Rows from a figure dataset |
++++++++++++++++++++
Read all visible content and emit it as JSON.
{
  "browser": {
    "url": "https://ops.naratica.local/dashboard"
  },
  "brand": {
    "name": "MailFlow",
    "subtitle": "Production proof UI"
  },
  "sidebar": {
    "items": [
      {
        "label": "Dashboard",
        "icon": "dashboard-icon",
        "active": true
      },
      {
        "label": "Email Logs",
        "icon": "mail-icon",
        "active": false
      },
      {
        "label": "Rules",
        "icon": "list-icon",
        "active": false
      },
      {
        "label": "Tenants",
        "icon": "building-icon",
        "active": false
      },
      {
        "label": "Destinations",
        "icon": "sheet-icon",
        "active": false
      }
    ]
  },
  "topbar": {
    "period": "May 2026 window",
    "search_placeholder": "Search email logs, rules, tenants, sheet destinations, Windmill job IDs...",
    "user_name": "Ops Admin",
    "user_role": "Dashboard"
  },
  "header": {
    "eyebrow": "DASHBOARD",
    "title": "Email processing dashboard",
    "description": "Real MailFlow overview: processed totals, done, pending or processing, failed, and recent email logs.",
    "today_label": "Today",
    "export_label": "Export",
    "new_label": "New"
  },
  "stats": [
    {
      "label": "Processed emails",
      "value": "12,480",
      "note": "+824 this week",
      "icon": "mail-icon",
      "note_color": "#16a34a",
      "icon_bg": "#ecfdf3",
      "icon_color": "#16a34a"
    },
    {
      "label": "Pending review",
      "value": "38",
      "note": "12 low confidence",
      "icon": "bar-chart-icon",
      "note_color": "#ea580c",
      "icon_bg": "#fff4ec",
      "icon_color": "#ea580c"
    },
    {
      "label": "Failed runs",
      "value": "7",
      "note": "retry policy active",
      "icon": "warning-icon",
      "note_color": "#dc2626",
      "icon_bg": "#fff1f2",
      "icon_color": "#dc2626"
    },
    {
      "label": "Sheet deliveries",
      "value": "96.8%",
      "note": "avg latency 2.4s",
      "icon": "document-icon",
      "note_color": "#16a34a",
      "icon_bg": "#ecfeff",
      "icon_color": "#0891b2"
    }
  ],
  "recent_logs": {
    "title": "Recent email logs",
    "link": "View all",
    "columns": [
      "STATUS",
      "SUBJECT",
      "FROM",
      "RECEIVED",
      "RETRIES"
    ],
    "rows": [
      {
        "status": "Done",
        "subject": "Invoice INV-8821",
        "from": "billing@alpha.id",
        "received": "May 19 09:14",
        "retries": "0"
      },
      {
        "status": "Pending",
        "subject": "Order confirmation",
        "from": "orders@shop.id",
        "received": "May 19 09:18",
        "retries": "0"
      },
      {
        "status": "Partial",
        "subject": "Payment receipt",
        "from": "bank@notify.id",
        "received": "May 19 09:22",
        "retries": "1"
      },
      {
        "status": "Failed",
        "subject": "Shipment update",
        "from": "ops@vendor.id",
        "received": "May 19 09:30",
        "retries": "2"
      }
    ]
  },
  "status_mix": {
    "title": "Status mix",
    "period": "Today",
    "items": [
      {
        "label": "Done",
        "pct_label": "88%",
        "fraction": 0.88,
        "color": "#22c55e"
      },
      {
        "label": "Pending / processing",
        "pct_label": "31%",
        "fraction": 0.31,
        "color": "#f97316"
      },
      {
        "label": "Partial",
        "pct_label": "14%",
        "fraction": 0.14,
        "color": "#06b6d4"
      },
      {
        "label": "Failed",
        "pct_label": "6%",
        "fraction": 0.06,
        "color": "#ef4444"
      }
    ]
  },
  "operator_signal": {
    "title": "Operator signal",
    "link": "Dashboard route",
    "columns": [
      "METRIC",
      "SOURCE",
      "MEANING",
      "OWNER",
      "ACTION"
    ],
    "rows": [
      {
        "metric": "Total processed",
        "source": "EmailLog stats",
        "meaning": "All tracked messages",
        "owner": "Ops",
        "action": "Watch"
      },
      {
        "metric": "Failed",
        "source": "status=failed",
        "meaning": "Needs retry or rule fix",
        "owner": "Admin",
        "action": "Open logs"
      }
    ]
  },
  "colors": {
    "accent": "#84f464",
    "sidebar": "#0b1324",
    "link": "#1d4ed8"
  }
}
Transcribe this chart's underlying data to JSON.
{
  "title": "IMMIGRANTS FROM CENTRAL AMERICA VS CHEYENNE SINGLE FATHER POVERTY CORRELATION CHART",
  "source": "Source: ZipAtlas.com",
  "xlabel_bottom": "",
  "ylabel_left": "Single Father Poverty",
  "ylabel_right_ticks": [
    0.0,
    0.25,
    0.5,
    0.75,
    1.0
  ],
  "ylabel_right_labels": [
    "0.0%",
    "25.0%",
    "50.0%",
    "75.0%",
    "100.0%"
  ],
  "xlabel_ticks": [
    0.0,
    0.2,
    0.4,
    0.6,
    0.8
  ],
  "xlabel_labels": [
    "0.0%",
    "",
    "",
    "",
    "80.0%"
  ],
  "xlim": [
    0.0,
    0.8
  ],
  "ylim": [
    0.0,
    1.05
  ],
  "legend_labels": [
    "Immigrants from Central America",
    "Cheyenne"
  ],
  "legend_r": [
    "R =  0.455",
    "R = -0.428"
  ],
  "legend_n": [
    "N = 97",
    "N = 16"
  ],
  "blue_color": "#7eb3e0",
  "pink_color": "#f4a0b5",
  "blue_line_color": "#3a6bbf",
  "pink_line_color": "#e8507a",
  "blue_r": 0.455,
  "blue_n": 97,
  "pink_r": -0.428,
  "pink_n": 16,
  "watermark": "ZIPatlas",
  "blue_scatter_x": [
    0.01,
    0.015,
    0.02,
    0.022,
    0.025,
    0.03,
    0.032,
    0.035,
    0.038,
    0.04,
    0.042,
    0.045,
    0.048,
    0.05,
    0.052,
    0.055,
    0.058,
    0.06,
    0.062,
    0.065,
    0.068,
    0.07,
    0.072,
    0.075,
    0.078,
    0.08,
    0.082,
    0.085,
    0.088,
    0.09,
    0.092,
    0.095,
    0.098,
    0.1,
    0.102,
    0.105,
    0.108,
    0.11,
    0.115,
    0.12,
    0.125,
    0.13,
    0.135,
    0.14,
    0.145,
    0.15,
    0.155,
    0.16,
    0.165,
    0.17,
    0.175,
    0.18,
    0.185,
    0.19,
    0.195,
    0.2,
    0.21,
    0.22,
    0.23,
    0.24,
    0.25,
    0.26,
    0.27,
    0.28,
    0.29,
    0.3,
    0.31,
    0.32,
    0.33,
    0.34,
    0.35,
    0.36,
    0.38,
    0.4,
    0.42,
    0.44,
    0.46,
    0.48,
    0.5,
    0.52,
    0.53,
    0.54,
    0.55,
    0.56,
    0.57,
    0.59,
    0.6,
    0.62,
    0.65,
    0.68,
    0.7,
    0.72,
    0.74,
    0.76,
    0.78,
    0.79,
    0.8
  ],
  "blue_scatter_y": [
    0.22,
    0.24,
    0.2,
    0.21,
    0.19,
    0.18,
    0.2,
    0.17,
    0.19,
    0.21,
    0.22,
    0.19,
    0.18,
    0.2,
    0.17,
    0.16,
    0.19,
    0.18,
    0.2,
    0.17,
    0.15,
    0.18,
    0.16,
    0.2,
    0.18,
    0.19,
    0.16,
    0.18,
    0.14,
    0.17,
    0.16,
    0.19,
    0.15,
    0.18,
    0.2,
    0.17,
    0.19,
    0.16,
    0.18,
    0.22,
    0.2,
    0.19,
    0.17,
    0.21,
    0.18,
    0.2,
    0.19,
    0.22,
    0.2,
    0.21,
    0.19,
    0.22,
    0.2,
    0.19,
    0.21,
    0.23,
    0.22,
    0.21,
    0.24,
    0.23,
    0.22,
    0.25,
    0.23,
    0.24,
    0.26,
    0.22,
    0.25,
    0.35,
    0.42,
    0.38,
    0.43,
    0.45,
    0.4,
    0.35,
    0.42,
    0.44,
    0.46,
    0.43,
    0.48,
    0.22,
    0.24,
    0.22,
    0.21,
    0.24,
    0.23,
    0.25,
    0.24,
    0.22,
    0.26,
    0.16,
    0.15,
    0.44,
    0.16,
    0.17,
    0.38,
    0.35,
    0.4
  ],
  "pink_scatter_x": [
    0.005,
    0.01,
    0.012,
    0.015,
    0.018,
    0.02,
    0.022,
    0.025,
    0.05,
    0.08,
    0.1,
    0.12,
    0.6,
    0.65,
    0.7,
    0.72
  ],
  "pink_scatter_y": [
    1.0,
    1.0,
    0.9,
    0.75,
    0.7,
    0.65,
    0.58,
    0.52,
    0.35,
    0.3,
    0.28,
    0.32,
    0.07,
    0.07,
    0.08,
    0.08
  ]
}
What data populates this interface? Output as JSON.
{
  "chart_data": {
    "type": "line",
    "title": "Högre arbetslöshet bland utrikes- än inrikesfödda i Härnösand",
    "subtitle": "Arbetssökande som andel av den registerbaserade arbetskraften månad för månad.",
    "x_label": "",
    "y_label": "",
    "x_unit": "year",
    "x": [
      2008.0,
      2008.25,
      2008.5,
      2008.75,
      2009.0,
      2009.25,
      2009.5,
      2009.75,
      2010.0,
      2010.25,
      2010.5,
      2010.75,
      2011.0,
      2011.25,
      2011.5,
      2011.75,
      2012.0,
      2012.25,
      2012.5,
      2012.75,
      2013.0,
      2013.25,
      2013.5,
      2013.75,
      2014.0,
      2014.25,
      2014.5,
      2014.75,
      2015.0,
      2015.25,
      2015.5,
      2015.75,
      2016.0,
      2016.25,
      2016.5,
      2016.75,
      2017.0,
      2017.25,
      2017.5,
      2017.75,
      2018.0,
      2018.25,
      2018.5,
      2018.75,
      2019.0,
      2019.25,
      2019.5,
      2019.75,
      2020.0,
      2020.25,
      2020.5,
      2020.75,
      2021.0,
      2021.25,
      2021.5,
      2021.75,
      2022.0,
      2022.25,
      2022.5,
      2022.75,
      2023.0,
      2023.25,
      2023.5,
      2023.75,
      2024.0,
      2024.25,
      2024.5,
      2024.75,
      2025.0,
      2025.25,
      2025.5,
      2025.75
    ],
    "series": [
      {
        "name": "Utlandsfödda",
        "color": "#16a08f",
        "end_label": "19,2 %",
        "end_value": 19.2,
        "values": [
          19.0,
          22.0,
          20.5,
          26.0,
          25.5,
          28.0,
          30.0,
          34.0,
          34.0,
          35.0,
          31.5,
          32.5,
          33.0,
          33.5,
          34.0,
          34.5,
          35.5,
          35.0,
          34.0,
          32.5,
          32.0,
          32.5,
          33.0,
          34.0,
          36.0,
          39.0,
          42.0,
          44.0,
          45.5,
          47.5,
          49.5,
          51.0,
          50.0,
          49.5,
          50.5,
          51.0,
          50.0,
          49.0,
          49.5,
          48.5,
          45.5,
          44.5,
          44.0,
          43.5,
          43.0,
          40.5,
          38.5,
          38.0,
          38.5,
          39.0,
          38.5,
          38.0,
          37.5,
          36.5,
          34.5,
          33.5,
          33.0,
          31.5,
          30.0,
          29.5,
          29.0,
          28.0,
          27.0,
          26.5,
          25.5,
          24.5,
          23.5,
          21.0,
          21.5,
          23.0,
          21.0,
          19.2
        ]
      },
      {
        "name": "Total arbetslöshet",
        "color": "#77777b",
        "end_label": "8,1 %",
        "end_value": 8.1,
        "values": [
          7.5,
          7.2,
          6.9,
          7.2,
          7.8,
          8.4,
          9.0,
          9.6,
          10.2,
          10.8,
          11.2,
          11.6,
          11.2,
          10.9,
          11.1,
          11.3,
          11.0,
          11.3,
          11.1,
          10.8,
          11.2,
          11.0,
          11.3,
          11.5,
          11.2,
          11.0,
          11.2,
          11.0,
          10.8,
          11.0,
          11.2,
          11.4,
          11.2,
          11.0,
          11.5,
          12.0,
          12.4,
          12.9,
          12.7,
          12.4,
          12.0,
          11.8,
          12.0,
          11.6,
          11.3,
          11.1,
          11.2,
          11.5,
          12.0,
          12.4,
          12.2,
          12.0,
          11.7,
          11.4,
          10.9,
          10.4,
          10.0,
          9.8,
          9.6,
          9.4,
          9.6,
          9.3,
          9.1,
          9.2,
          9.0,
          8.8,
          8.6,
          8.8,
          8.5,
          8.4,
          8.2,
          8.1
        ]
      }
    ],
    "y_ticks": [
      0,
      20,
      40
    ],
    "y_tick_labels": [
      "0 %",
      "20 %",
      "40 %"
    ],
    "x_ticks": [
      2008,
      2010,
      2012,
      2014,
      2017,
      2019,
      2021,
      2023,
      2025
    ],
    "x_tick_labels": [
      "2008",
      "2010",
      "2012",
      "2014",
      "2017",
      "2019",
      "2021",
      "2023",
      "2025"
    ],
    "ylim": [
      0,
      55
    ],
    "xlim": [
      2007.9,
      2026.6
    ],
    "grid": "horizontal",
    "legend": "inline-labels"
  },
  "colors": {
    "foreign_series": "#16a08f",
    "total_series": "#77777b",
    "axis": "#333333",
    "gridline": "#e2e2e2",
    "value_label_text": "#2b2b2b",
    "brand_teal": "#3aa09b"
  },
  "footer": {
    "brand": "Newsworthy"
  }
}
++++++++++++++++++++
Stated exercise | Return each line among the entries that holds the word "processing".

Output |
    "title": "Email processing dashboard",
    "description": "Real MailFlow overview: processed totals, done, pending or processing, failed, and recent email logs.",
        "label": "Pending / processing",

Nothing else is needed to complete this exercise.